— Begin Dataset content —

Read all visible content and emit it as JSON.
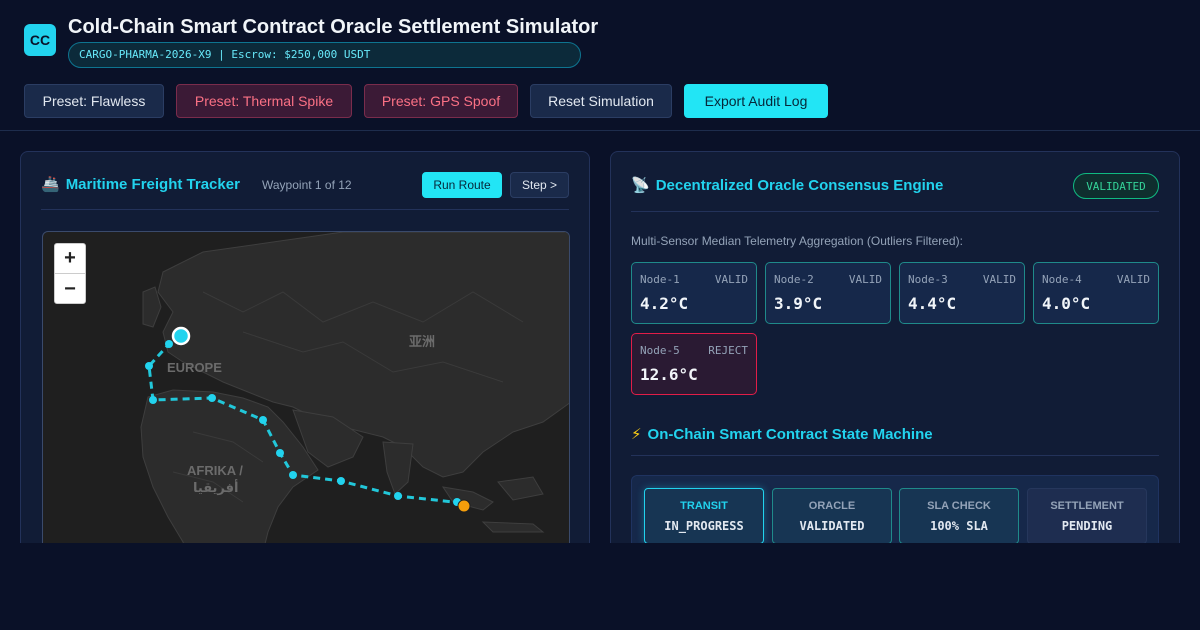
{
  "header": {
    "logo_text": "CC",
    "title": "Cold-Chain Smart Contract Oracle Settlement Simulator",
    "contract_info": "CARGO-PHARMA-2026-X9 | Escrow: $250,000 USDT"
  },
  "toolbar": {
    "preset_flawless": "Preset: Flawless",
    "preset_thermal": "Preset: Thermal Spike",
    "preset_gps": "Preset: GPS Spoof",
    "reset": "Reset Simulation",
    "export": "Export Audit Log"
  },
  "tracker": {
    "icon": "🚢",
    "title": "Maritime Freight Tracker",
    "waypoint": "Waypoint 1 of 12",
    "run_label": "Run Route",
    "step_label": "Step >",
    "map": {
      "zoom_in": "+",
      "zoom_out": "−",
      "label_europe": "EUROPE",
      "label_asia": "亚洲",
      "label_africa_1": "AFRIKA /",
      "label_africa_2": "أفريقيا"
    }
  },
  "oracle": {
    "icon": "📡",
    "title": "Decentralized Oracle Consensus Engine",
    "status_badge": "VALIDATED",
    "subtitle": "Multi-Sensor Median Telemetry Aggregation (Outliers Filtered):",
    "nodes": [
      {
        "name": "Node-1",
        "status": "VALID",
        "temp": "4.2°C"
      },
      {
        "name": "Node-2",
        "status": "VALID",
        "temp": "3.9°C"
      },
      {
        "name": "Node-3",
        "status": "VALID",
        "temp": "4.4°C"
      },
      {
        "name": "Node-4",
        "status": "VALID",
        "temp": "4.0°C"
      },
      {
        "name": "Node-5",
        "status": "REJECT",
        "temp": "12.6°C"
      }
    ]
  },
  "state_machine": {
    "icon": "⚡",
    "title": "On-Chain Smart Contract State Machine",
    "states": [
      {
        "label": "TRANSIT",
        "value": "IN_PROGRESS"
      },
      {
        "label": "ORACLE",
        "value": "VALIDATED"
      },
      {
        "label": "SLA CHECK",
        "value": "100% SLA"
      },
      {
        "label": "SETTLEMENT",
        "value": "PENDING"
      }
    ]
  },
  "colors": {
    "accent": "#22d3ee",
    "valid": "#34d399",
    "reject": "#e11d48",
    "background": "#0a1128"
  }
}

— End Dataset content —

Quote the data above in full, leaving out the pictures it holds.

_Written answer_
Read all visible content and emit it as JSON.
{
  "header": {
    "logo_text": "CC",
    "title": "Cold-Chain Smart Contract Oracle Settlement Simulator",
    "contract_info": "CARGO-PHARMA-2026-X9 | Escrow: $250,000 USDT"
  },
  "toolbar": {
    "preset_flawless": "Preset: Flawless",
    "preset_thermal": "Preset: Thermal Spike",
    "preset_gps": "Preset: GPS Spoof",
    "reset": "Reset Simulation",
    "export": "Export Audit Log"
  },
  "tracker": {
    "icon": "🚢",
    "title": "Maritime Freight Tracker",
    "waypoint": "Waypoint 1 of 12",
    "run_label": "Run Route",
    "step_label": "Step >",
    "map": {
      "zoom_in": "+",
      "zoom_out": "−",
      "label_europe": "EUROPE",
      "label_asia": "亚洲",
      "label_africa_1": "AFRIKA /",
      "label_africa_2": "أفريقيا"
    }
  },
  "oracle": {
    "icon": "📡",
    "title": "Decentralized Oracle Consensus Engine",
    "status_badge": "VALIDATED",
    "subtitle": "Multi-Sensor Median Telemetry Aggregation (Outliers Filtered):",
    "nodes": [
      {
        "name": "Node-1",
        "status": "VALID",
        "temp": "4.2°C"
      },
      {
        "name": "Node-2",
        "status": "VALID",
        "temp": "3.9°C"
      },
      {
        "name": "Node-3",
        "status": "VALID",
        "temp": "4.4°C"
      },
      {
        "name": "Node-4",
        "status": "VALID",
        "temp": "4.0°C"
      },
      {
        "name": "Node-5",
        "status": "REJECT",
        "temp": "12.6°C"
      }
    ]
  },
  "state_machine": {
    "icon": "⚡",
    "title": "On-Chain Smart Contract State Machine",
    "states": [
      {
        "label": "TRANSIT",
        "value": "IN_PROGRESS"
      },
      {
        "label": "ORACLE",
        "value": "VALIDATED"
      },
      {
        "label": "SLA CHECK",
        "value": "100% SLA"
      },
      {
        "label": "SETTLEMENT",
        "value": "PENDING"
      }
    ]
  },
  "colors": {
    "accent": "#22d3ee",
    "valid": "#34d399",
    "reject": "#e11d48",
    "background": "#0a1128"
  }
}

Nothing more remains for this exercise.